▶ _Work to do_: Collect each line of the records containing the string "class".

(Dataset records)
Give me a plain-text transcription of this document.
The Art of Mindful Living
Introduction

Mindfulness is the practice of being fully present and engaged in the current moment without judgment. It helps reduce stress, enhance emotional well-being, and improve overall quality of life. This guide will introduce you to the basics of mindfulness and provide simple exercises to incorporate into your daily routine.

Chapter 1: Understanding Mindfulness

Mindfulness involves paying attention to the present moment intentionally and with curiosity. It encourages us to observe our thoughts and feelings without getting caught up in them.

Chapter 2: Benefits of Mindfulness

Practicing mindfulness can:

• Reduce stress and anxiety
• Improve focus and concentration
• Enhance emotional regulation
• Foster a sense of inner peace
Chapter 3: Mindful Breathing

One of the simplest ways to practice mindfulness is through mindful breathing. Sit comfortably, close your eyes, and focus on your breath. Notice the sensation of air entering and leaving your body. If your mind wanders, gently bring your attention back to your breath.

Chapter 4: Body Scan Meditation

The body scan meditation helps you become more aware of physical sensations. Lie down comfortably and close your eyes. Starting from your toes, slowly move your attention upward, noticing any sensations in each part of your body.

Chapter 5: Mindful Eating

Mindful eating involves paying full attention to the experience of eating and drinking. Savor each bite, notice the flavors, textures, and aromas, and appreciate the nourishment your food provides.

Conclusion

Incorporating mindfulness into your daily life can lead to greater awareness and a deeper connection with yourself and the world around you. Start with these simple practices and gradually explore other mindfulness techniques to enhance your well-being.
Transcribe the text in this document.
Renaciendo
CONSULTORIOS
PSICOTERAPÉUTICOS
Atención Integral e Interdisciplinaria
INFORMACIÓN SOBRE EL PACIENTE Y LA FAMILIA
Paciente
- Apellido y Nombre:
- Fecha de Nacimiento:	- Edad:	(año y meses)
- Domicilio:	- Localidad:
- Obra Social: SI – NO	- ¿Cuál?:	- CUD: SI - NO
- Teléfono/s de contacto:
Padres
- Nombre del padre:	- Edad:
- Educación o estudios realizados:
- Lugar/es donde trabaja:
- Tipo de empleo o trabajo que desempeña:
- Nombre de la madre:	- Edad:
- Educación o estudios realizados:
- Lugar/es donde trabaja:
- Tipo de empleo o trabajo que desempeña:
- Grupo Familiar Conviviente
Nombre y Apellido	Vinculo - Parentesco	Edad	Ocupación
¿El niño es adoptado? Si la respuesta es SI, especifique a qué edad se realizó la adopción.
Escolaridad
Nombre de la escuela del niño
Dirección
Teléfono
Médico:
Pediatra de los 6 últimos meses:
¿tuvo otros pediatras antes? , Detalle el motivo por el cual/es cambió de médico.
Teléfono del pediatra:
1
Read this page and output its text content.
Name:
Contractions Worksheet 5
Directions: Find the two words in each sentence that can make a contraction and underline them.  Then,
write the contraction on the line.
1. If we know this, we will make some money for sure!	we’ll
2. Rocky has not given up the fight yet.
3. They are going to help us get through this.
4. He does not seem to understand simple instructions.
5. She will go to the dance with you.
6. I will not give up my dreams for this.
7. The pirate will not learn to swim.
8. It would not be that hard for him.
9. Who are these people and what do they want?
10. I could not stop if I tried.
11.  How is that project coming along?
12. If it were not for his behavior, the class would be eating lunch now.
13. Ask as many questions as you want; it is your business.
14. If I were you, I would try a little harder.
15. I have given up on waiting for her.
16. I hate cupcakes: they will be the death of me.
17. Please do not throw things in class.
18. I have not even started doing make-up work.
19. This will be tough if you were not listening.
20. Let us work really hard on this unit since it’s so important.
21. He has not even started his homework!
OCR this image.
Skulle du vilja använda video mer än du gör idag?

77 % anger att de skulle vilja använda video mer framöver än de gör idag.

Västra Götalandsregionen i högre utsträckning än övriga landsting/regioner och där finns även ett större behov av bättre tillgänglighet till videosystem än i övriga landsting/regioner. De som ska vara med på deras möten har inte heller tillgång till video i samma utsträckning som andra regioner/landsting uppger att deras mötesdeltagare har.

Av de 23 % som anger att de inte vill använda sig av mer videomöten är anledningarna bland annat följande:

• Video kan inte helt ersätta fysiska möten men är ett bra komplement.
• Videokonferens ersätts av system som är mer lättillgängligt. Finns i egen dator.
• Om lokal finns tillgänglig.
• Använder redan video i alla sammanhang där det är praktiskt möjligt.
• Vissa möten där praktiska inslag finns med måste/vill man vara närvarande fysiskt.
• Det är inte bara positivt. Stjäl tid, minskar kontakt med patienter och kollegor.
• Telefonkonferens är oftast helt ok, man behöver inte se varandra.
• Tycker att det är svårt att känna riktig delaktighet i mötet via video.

▶ _Problem solution_:
12. If it were not for his behavior, the class would be eating lunch now.
17. Please do not throw things in class.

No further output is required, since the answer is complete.